##### Exercise inputs #####

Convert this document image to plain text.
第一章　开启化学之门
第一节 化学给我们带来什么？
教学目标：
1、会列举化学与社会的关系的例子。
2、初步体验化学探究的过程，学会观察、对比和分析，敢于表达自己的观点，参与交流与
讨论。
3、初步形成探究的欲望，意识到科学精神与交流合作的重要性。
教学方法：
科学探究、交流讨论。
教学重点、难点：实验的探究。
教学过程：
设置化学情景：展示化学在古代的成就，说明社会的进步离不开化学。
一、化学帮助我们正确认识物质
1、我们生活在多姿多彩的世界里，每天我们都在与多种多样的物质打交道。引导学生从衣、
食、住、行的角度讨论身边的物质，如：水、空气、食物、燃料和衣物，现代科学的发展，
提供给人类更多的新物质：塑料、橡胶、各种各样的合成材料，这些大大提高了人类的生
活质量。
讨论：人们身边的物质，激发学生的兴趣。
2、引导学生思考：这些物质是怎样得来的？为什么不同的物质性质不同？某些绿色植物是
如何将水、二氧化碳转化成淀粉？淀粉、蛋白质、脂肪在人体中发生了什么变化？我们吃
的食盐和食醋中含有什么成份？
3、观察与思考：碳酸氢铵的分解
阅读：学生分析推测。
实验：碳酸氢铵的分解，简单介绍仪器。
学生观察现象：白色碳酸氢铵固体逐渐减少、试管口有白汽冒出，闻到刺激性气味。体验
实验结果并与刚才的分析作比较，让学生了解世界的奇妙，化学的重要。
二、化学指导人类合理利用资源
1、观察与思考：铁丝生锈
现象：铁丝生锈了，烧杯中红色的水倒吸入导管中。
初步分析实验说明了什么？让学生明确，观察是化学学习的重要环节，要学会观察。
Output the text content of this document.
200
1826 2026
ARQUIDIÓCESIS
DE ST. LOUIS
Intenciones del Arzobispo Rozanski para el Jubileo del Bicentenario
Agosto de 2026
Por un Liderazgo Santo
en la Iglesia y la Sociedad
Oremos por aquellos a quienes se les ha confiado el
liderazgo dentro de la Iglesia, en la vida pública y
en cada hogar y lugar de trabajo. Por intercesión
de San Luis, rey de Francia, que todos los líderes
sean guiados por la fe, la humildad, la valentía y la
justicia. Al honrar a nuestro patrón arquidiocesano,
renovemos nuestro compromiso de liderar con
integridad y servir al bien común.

#####

Aim of the exercise >> Identify and extract each line of the listing that contains "nuestro".

Answer >>
justicia. Al honrar a nuestro patrón arquidiocesano,
renovemos nuestro compromiso de liderar con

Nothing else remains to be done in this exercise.